Take down each entry exactly as written.

-- Begin --

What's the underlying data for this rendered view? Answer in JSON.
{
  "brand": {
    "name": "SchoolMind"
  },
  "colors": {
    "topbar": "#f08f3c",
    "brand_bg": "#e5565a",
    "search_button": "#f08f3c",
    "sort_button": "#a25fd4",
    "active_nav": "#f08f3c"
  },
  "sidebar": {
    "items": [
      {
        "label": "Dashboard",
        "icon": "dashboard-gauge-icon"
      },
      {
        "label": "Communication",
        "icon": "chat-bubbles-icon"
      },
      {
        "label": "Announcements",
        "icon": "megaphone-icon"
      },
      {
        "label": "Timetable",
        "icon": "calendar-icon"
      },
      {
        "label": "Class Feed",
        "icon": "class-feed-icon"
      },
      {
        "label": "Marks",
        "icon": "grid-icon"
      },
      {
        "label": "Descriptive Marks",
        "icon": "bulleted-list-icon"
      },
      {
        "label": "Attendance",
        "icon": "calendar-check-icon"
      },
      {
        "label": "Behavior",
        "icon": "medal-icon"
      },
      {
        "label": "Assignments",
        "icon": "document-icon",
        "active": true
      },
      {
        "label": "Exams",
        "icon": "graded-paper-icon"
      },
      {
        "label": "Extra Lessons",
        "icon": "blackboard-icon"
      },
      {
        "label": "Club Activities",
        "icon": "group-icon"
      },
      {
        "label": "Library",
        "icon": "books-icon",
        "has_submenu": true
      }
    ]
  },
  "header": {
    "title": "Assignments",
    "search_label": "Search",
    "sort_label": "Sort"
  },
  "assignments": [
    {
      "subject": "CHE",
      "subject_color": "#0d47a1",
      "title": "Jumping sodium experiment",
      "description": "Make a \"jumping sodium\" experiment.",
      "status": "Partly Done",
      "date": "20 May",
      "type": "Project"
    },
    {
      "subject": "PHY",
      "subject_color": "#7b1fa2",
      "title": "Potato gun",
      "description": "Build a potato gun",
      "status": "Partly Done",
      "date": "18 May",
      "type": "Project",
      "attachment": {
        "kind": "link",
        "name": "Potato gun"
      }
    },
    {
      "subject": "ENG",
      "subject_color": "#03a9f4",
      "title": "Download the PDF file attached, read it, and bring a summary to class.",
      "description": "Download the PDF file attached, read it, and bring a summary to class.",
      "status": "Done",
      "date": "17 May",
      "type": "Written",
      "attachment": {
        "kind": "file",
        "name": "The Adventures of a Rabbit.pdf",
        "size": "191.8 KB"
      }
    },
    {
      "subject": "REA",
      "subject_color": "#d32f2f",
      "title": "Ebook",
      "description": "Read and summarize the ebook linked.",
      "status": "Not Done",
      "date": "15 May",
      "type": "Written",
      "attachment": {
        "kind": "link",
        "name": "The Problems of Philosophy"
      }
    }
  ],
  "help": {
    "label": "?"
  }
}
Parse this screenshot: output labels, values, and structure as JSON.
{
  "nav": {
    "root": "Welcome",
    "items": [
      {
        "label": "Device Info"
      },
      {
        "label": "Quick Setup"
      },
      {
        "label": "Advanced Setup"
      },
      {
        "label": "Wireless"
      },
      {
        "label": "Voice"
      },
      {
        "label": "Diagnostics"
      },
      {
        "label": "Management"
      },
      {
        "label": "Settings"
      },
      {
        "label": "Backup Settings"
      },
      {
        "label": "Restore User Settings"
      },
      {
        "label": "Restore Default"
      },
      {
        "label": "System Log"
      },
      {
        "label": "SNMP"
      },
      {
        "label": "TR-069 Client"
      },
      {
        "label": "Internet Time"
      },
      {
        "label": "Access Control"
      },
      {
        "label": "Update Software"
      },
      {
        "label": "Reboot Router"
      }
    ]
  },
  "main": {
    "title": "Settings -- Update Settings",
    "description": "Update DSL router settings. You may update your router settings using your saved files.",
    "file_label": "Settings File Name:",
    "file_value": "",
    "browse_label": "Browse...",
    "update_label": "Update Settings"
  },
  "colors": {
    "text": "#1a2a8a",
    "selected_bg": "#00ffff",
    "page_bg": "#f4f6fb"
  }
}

-- End --

# Solution to the problem:
What's the underlying data for this rendered view? Answer in JSON.
{
  "brand": {
    "name": "SchoolMind"
  },
  "colors": {
    "topbar": "#f08f3c",
    "brand_bg": "#e5565a",
    "search_button": "#f08f3c",
    "sort_button": "#a25fd4",
    "active_nav": "#f08f3c"
  },
  "sidebar": {
    "items": [
      {
        "label": "Dashboard",
        "icon": "dashboard-gauge-icon"
      },
      {
        "label": "Communication",
        "icon": "chat-bubbles-icon"
      },
      {
        "label": "Announcements",
        "icon": "megaphone-icon"
      },
      {
        "label": "Timetable",
        "icon": "calendar-icon"
      },
      {
        "label": "Class Feed",
        "icon": "class-feed-icon"
      },
      {
        "label": "Marks",
        "icon": "grid-icon"
      },
      {
        "label": "Descriptive Marks",
        "icon": "bulleted-list-icon"
      },
      {
        "label": "Attendance",
        "icon": "calendar-check-icon"
      },
      {
        "label": "Behavior",
        "icon": "medal-icon"
      },
      {
        "label": "Assignments",
        "icon": "document-icon",
        "active": true
      },
      {
        "label": "Exams",
        "icon": "graded-paper-icon"
      },
      {
        "label": "Extra Lessons",
        "icon": "blackboard-icon"
      },
      {
        "label": "Club Activities",
        "icon": "group-icon"
      },
      {
        "label": "Library",
        "icon": "books-icon",
        "has_submenu": true
      }
    ]
  },
  "header": {
    "title": "Assignments",
    "search_label": "Search",
    "sort_label": "Sort"
  },
  "assignments": [
    {
      "subject": "CHE",
      "subject_color": "#0d47a1",
      "title": "Jumping sodium experiment",
      "description": "Make a \"jumping sodium\" experiment.",
      "status": "Partly Done",
      "date": "20 May",
      "type": "Project"
    },
    {
      "subject": "PHY",
      "subject_color": "#7b1fa2",
      "title": "Potato gun",
      "description": "Build a potato gun",
      "status": "Partly Done",
      "date": "18 May",
      "type": "Project",
      "attachment": {
        "kind": "link",
        "name": "Potato gun"
      }
    },
    {
      "subject": "ENG",
      "subject_color": "#03a9f4",
      "title": "Download the PDF file attached, read it, and bring a summary to class.",
      "description": "Download the PDF file attached, read it, and bring a summary to class.",
      "status": "Done",
      "date": "17 May",
      "type": "Written",
      "attachment": {
        "kind": "file",
        "name": "The Adventures of a Rabbit.pdf",
        "size": "191.8 KB"
      }
    },
    {
      "subject": "REA",
      "subject_color": "#d32f2f",
      "title": "Ebook",
      "description": "Read and summarize the ebook linked.",
      "status": "Not Done",
      "date": "15 May",
      "type": "Written",
      "attachment": {
        "kind": "link",
        "name": "The Problems of Philosophy"
      }
    }
  ],
  "help": {
    "label": "?"
  }
}
Parse this screenshot: output labels, values, and structure as JSON.
{
  "nav": {
    "root": "Welcome",
    "items": [
      {
        "label": "Device Info"
      },
      {
        "label": "Quick Setup"
      },
      {
        "label": "Advanced Setup"
      },
      {
        "label": "Wireless"
      },
      {
        "label": "Voice"
      },
      {
        "label": "Diagnostics"
      },
      {
        "label": "Management"
      },
      {
        "label": "Settings"
      },
      {
        "label": "Backup Settings"
      },
      {
        "label": "Restore User Settings"
      },
      {
        "label": "Restore Default"
      },
      {
        "label": "System Log"
      },
      {
        "label": "SNMP"
      },
      {
        "label": "TR-069 Client"
      },
      {
        "label": "Internet Time"
      },
      {
        "label": "Access Control"
      },
      {
        "label": "Update Software"
      },
      {
        "label": "Reboot Router"
      }
    ]
  },
  "main": {
    "title": "Settings -- Update Settings",
    "description": "Update DSL router settings. You may update your router settings using your saved files.",
    "file_label": "Settings File Name:",
    "file_value": "",
    "browse_label": "Browse...",
    "update_label": "Update Settings"
  },
  "colors": {
    "text": "#1a2a8a",
    "selected_bg": "#00ffff",
    "page_bg": "#f4f6fb"
  }
}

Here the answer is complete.